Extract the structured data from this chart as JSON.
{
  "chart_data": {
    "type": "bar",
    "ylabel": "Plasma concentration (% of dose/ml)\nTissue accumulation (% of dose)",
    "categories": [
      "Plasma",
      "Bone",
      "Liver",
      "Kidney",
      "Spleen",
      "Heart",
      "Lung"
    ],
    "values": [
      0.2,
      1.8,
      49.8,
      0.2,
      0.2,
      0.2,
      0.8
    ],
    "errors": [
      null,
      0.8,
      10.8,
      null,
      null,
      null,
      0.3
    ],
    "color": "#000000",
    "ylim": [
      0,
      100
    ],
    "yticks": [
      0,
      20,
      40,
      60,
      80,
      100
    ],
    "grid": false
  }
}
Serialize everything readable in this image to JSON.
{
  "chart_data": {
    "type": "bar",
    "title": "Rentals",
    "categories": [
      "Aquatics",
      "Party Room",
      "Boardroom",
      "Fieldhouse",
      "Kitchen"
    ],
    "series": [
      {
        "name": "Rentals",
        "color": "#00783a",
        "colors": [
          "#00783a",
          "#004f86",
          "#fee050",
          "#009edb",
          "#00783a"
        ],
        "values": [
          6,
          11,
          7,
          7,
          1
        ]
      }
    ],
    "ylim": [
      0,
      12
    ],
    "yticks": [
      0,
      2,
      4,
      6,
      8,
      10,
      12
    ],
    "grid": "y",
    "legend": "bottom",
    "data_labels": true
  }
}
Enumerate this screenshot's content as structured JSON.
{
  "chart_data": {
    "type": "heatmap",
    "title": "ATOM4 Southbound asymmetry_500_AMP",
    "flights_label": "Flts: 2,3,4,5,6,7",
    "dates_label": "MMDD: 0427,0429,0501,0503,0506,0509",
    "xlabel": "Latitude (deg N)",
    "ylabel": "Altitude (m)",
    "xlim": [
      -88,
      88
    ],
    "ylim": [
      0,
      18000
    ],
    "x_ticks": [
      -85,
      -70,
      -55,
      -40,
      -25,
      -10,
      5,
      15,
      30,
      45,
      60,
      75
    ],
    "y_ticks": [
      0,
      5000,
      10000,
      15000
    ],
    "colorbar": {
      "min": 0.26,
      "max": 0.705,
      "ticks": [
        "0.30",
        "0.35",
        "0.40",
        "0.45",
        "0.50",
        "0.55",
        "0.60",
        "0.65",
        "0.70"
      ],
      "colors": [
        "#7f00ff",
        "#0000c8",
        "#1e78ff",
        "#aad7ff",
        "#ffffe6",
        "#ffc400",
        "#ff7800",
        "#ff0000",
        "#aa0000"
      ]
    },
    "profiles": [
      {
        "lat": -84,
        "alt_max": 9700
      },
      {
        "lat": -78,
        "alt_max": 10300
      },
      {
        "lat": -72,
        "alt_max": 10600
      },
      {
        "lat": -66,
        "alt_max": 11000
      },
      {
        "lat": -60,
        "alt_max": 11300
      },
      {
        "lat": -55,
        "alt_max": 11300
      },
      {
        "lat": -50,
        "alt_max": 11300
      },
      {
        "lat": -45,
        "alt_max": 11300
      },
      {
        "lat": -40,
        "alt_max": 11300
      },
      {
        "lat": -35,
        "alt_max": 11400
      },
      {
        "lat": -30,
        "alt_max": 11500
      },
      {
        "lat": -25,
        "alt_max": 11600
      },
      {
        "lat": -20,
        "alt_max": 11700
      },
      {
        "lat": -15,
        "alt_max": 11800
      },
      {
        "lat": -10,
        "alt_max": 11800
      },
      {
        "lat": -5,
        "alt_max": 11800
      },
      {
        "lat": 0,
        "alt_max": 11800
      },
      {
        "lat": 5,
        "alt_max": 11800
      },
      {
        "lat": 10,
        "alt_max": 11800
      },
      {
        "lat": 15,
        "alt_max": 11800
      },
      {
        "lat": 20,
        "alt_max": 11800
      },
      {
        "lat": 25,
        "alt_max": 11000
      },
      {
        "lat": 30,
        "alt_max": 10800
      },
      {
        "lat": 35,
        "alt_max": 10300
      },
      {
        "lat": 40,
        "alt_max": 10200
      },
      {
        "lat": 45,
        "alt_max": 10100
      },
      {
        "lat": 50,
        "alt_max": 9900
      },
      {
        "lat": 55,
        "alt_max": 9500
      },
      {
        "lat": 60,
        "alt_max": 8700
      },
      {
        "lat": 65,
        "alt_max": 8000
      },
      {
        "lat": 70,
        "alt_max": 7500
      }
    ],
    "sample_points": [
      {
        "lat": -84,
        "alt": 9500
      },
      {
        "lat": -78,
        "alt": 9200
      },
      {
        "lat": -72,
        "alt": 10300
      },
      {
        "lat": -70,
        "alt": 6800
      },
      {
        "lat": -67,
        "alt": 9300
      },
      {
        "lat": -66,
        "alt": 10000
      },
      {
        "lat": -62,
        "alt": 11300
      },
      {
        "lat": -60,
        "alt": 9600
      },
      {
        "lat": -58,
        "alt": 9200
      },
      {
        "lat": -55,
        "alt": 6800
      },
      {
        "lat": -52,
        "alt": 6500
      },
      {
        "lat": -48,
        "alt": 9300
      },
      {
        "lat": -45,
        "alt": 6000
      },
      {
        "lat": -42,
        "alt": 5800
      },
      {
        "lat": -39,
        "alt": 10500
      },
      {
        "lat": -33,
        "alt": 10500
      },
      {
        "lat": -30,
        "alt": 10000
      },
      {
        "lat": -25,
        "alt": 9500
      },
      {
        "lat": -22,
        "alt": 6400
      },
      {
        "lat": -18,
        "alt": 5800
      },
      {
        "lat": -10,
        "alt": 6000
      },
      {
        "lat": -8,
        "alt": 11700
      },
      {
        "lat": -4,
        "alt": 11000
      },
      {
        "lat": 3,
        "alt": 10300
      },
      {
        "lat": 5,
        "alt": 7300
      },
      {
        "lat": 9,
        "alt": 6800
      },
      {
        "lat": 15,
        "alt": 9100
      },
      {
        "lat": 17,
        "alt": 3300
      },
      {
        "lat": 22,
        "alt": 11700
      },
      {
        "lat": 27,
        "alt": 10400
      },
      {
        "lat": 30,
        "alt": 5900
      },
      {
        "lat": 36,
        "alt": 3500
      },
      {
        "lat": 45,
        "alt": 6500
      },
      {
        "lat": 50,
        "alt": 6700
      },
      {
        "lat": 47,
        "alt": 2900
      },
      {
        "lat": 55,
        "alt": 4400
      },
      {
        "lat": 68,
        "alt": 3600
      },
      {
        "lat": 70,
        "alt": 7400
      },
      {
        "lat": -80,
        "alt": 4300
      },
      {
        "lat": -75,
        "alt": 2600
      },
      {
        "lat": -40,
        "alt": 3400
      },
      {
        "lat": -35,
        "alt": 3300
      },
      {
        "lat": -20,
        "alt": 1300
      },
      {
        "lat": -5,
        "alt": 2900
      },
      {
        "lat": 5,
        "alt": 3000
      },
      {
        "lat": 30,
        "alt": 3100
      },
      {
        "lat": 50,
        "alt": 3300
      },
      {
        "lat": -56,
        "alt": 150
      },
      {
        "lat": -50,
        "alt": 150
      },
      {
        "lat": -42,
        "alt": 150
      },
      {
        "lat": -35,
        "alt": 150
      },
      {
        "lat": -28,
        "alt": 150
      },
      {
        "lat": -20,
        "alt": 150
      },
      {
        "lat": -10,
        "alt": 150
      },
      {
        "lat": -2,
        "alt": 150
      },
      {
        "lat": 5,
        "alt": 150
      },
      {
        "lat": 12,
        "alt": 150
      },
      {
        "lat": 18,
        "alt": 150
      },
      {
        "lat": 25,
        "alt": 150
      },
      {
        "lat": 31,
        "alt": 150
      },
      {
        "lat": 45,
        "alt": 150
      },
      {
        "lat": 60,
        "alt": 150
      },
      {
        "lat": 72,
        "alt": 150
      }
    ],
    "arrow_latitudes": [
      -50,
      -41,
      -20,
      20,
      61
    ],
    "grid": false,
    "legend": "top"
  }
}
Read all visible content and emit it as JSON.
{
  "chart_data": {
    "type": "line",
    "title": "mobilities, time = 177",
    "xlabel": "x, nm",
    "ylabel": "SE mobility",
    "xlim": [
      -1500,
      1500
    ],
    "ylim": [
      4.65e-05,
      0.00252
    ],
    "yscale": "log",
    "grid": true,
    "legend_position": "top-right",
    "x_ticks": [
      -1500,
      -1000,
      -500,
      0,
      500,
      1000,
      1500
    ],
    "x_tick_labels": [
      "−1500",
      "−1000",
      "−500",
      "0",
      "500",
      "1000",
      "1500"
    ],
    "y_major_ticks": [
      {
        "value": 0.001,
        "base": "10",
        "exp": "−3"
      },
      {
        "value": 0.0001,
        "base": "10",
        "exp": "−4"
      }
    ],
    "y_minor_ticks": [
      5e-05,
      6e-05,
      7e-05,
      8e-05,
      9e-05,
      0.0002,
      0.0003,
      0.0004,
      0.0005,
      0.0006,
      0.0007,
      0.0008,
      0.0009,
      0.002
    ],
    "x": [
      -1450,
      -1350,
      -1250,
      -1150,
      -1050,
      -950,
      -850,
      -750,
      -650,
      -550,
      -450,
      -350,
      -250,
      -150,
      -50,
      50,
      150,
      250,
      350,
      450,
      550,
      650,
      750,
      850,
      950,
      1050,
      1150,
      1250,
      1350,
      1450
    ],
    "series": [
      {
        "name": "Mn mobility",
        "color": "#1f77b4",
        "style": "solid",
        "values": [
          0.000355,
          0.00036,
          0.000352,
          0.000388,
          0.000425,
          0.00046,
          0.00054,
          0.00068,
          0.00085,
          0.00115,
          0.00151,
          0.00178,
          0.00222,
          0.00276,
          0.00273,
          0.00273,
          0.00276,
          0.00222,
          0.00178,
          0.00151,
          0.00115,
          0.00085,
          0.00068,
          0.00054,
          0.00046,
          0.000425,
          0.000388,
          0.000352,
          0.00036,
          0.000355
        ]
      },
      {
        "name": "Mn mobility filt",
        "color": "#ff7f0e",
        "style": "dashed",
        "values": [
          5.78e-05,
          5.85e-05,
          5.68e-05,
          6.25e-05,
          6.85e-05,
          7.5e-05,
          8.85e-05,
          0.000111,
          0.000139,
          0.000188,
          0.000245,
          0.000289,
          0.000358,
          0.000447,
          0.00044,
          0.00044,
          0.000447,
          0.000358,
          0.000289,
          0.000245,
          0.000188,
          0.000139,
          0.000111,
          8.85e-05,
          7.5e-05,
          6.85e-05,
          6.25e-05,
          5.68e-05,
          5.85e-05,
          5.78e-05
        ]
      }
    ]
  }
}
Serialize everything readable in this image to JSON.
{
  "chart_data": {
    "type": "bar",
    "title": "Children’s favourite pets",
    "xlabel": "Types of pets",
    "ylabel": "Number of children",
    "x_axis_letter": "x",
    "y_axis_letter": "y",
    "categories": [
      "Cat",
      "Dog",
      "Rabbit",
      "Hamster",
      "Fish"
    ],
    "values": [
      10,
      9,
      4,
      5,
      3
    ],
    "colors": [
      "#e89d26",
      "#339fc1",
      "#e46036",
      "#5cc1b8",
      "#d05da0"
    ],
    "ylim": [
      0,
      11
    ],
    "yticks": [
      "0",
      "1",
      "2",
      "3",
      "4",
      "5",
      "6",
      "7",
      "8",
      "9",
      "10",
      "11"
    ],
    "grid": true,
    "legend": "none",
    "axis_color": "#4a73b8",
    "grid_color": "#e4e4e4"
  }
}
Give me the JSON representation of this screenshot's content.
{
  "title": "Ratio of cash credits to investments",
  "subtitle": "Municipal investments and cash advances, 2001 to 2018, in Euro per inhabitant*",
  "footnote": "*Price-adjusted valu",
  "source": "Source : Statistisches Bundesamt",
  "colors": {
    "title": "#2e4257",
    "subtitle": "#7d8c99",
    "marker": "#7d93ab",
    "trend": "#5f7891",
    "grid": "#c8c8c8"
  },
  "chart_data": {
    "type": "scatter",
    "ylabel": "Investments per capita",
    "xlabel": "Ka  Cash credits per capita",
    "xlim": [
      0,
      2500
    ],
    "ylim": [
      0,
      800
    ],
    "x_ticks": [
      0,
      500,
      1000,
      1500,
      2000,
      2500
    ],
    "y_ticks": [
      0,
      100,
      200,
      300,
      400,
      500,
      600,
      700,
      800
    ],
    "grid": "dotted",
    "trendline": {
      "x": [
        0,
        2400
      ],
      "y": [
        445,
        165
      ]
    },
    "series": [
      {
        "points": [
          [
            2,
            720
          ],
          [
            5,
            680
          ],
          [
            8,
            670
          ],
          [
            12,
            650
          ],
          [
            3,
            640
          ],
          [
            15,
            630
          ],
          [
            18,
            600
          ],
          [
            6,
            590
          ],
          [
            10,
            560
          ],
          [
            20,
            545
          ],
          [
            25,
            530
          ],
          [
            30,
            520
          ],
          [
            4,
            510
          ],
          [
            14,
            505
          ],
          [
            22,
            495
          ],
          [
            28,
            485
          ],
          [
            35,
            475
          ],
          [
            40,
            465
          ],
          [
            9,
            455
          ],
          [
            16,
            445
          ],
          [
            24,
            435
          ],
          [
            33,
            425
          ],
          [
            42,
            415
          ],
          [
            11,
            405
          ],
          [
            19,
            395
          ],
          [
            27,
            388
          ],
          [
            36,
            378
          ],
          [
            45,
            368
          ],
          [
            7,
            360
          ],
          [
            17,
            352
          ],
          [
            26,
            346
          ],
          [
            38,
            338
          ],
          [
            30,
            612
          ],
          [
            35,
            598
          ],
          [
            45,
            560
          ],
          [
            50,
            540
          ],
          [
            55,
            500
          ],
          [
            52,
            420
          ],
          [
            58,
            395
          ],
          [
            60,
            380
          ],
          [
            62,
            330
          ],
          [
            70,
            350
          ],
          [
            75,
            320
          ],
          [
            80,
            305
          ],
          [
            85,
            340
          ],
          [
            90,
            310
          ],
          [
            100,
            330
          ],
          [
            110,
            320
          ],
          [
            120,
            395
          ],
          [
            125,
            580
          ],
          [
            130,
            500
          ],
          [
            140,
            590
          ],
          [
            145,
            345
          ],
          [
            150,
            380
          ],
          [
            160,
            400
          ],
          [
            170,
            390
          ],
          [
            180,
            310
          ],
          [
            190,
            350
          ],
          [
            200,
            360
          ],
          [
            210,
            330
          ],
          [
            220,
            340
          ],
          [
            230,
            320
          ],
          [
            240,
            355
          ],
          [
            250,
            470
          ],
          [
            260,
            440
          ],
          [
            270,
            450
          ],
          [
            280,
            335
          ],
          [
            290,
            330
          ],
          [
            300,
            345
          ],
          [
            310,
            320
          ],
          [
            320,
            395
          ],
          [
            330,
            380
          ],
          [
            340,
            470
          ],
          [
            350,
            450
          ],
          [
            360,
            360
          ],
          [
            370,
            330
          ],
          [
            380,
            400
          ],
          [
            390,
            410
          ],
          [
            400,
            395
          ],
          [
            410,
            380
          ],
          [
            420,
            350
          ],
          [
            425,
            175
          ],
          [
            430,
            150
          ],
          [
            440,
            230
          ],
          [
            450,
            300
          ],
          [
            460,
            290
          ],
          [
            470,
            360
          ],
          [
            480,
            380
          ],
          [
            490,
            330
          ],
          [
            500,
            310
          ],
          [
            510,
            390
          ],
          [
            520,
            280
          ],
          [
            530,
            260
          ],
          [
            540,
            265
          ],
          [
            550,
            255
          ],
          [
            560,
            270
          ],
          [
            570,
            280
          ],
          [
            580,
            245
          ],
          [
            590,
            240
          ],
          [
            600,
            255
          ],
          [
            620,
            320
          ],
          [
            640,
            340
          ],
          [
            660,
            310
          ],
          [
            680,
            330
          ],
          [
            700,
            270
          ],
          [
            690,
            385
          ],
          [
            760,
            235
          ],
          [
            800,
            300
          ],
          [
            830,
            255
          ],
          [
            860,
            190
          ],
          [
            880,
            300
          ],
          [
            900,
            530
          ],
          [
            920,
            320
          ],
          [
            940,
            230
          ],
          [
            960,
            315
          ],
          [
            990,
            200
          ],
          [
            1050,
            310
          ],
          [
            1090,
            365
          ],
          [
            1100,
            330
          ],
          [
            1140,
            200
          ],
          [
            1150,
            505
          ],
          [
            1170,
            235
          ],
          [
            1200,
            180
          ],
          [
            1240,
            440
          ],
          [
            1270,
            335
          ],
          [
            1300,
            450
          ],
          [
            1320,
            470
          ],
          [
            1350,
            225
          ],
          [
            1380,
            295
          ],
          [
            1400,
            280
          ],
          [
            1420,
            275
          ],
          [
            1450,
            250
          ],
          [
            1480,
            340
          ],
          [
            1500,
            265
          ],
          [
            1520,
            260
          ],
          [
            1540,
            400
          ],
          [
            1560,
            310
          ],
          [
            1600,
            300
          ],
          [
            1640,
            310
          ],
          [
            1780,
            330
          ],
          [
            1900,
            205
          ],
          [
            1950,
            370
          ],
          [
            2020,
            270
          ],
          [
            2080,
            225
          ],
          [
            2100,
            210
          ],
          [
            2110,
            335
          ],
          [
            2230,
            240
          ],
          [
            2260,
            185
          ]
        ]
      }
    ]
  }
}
+-------+
Identify and extract each line of the listing that contains "credits".

  "title": "Ratio of cash credits to investments",
    "xlabel": "Ka  Cash credits per capita",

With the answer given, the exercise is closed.